PROBLEM STATEMENT: Copy all records verbatim.

— START OF GIVEN INFORMATION —

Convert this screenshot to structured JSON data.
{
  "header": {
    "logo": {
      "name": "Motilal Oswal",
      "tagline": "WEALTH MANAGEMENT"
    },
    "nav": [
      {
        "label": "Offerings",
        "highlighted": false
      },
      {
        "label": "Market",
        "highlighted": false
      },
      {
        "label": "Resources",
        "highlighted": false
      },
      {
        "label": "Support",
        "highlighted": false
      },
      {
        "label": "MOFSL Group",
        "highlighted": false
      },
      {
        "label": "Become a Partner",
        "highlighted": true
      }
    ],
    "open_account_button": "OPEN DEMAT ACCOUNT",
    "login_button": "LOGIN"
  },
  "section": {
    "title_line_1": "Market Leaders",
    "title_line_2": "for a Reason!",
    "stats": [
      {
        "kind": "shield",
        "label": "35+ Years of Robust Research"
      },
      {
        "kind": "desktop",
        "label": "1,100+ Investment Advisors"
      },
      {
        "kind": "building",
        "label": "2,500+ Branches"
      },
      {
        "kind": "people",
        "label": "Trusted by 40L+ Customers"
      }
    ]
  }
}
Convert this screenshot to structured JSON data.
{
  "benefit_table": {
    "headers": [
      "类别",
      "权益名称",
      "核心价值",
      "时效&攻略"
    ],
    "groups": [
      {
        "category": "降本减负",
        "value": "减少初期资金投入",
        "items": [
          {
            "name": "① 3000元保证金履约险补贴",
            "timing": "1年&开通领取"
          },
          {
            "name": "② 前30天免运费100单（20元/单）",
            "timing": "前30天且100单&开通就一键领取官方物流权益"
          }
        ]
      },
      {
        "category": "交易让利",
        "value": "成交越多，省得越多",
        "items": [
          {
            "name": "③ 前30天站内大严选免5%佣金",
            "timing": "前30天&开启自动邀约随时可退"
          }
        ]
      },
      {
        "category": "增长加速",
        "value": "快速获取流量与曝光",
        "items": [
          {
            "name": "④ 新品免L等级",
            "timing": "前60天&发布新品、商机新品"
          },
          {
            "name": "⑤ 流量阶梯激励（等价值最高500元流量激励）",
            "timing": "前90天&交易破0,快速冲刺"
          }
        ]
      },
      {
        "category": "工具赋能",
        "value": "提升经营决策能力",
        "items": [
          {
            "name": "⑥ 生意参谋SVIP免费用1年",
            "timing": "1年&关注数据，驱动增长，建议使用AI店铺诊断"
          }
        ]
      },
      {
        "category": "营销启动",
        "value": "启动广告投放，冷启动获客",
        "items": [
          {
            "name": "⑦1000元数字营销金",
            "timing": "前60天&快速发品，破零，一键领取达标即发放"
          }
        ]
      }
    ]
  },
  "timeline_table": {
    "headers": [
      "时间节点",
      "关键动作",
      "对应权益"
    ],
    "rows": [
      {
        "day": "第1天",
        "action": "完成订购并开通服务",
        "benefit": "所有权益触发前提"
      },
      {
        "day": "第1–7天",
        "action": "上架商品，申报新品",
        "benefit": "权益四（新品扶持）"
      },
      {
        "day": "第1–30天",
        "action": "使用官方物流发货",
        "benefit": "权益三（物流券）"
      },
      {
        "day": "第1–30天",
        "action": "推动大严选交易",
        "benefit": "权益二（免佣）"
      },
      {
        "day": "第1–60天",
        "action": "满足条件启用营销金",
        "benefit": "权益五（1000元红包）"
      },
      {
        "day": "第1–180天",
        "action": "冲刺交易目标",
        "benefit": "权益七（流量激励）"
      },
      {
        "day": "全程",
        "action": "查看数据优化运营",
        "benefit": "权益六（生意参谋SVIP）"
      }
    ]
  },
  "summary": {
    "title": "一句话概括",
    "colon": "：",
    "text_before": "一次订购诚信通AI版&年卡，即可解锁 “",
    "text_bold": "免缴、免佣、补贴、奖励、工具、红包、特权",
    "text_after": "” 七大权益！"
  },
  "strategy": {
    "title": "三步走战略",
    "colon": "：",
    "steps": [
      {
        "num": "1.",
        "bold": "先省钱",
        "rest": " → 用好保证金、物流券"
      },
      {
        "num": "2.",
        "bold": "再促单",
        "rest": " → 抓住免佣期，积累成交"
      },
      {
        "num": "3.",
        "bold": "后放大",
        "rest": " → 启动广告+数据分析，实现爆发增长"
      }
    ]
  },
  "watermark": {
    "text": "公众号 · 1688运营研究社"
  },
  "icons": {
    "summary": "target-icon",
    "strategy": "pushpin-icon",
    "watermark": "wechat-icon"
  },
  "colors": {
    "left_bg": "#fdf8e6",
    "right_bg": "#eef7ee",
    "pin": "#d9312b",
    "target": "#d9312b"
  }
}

— END OF GIVEN INFORMATION —

OUTPUT:
Convert this screenshot to structured JSON data.
{
  "header": {
    "logo": {
      "name": "Motilal Oswal",
      "tagline": "WEALTH MANAGEMENT"
    },
    "nav": [
      {
        "label": "Offerings",
        "highlighted": false
      },
      {
        "label": "Market",
        "highlighted": false
      },
      {
        "label": "Resources",
        "highlighted": false
      },
      {
        "label": "Support",
        "highlighted": false
      },
      {
        "label": "MOFSL Group",
        "highlighted": false
      },
      {
        "label": "Become a Partner",
        "highlighted": true
      }
    ],
    "open_account_button": "OPEN DEMAT ACCOUNT",
    "login_button": "LOGIN"
  },
  "section": {
    "title_line_1": "Market Leaders",
    "title_line_2": "for a Reason!",
    "stats": [
      {
        "kind": "shield",
        "label": "35+ Years of Robust Research"
      },
      {
        "kind": "desktop",
        "label": "1,100+ Investment Advisors"
      },
      {
        "kind": "building",
        "label": "2,500+ Branches"
      },
      {
        "kind": "people",
        "label": "Trusted by 40L+ Customers"
      }
    ]
  }
}
Convert this screenshot to structured JSON data.
{
  "benefit_table": {
    "headers": [
      "类别",
      "权益名称",
      "核心价值",
      "时效&攻略"
    ],
    "groups": [
      {
        "category": "降本减负",
        "value": "减少初期资金投入",
        "items": [
          {
            "name": "① 3000元保证金履约险补贴",
            "timing": "1年&开通领取"
          },
          {
            "name": "② 前30天免运费100单（20元/单）",
            "timing": "前30天且100单&开通就一键领取官方物流权益"
          }
        ]
      },
      {
        "category": "交易让利",
        "value": "成交越多，省得越多",
        "items": [
          {
            "name": "③ 前30天站内大严选免5%佣金",
            "timing": "前30天&开启自动邀约随时可退"
          }
        ]
      },
      {
        "category": "增长加速",
        "value": "快速获取流量与曝光",
        "items": [
          {
            "name": "④ 新品免L等级",
            "timing": "前60天&发布新品、商机新品"
          },
          {
            "name": "⑤ 流量阶梯激励（等价值最高500元流量激励）",
            "timing": "前90天&交易破0,快速冲刺"
          }
        ]
      },
      {
        "category": "工具赋能",
        "value": "提升经营决策能力",
        "items": [
          {
            "name": "⑥ 生意参谋SVIP免费用1年",
            "timing": "1年&关注数据，驱动增长，建议使用AI店铺诊断"
          }
        ]
      },
      {
        "category": "营销启动",
        "value": "启动广告投放，冷启动获客",
        "items": [
          {
            "name": "⑦1000元数字营销金",
            "timing": "前60天&快速发品，破零，一键领取达标即发放"
          }
        ]
      }
    ]
  },
  "timeline_table": {
    "headers": [
      "时间节点",
      "关键动作",
      "对应权益"
    ],
    "rows": [
      {
        "day": "第1天",
        "action": "完成订购并开通服务",
        "benefit": "所有权益触发前提"
      },
      {
        "day": "第1–7天",
        "action": "上架商品，申报新品",
        "benefit": "权益四（新品扶持）"
      },
      {
        "day": "第1–30天",
        "action": "使用官方物流发货",
        "benefit": "权益三（物流券）"
      },
      {
        "day": "第1–30天",
        "action": "推动大严选交易",
        "benefit": "权益二（免佣）"
      },
      {
        "day": "第1–60天",
        "action": "满足条件启用营销金",
        "benefit": "权益五（1000元红包）"
      },
      {
        "day": "第1–180天",
        "action": "冲刺交易目标",
        "benefit": "权益七（流量激励）"
      },
      {
        "day": "全程",
        "action": "查看数据优化运营",
        "benefit": "权益六（生意参谋SVIP）"
      }
    ]
  },
  "summary": {
    "title": "一句话概括",
    "colon": "：",
    "text_before": "一次订购诚信通AI版&年卡，即可解锁 “",
    "text_bold": "免缴、免佣、补贴、奖励、工具、红包、特权",
    "text_after": "” 七大权益！"
  },
  "strategy": {
    "title": "三步走战略",
    "colon": "：",
    "steps": [
      {
        "num": "1.",
        "bold": "先省钱",
        "rest": " → 用好保证金、物流券"
      },
      {
        "num": "2.",
        "bold": "再促单",
        "rest": " → 抓住免佣期，积累成交"
      },
      {
        "num": "3.",
        "bold": "后放大",
        "rest": " → 启动广告+数据分析，实现爆发增长"
      }
    ]
  },
  "watermark": {
    "text": "公众号 · 1688运营研究社"
  },
  "icons": {
    "summary": "target-icon",
    "strategy": "pushpin-icon",
    "watermark": "wechat-icon"
  },
  "colors": {
    "left_bg": "#fdf8e6",
    "right_bg": "#eef7ee",
    "pin": "#d9312b",
    "target": "#d9312b"
  }
}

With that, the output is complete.